Written instruction: Copy each line in the data that includes the word "Please".

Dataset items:
* begin *

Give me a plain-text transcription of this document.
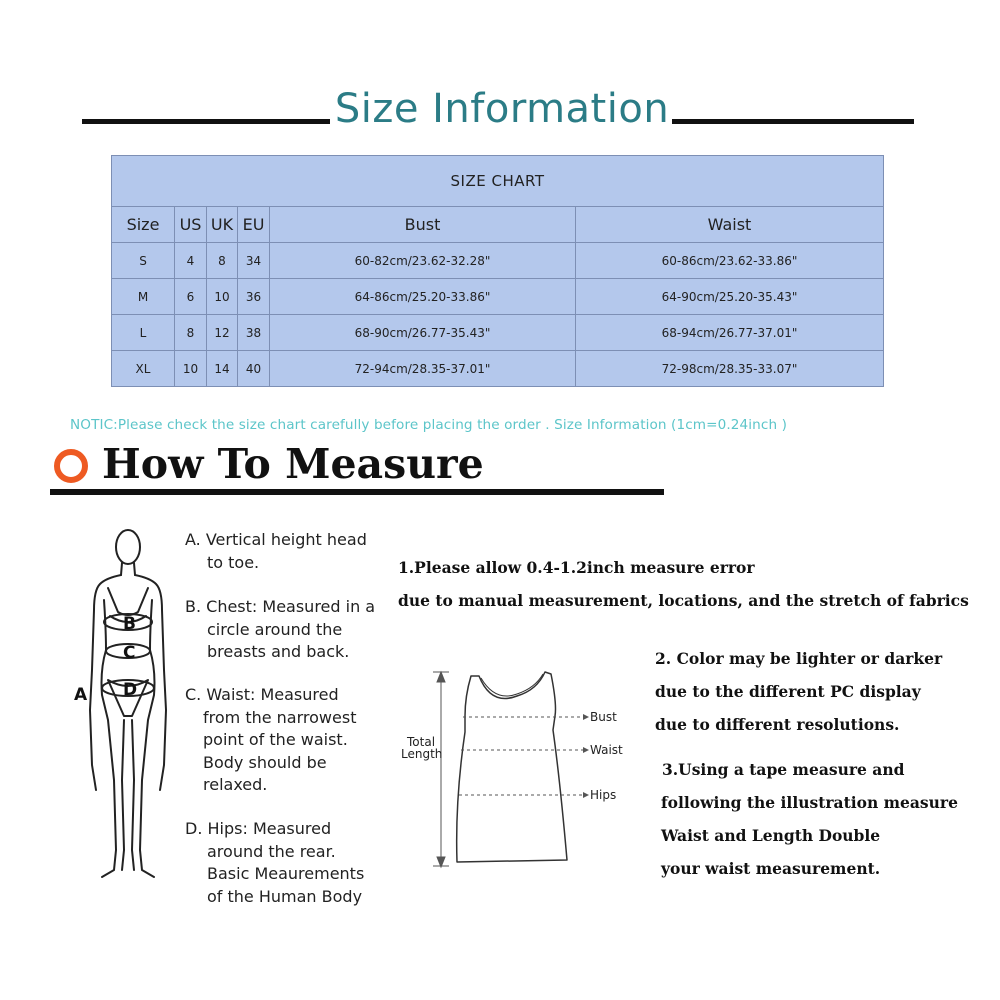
Size Information
SIZE CHART					
Size	US	UK	EU	Bust	Waist
S	4	8	34	60-82cm/23.62-32.28"	60-86cm/23.62-33.86"
M	6	10	36	64-86cm/25.20-33.86"	64-90cm/25.20-35.43"
L	8	12	38	68-90cm/26.77-35.43"	68-94cm/26.77-37.01"
XL	10	14	40	72-94cm/28.35-37.01"	72-98cm/28.35-33.07"
NOTIC:Please check the size chart carefully before placing the order . Size Information (1cm=0.24inch )
How To Measure
B
C
D
A
A. Vertical height head
to toe.
B. Chest: Measured in a
circle around the
breasts and back.
C. Waist: Measured
from the narrowest
point of the waist.
Body should be
relaxed.
D. Hips: Measured
around the rear.
Basic Meaurements
of the Human Body
1.Please allow 0.4-1.2inch measure error
due to manual measurement, locations, and the stretch of fabrics
Total
Length
Bust
Waist
Hips
2. Color may be lighter or darker
due to the different PC display
due to different resolutions.
3.Using a tape measure and
following the illustration measure
Waist and Length Double
your waist measurement.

* end *

Exercise answer:
NOTIC:Please check the size chart carefully before placing the order . Size Information (1cm=0.24inch )
1.Please allow 0.4-1.2inch measure error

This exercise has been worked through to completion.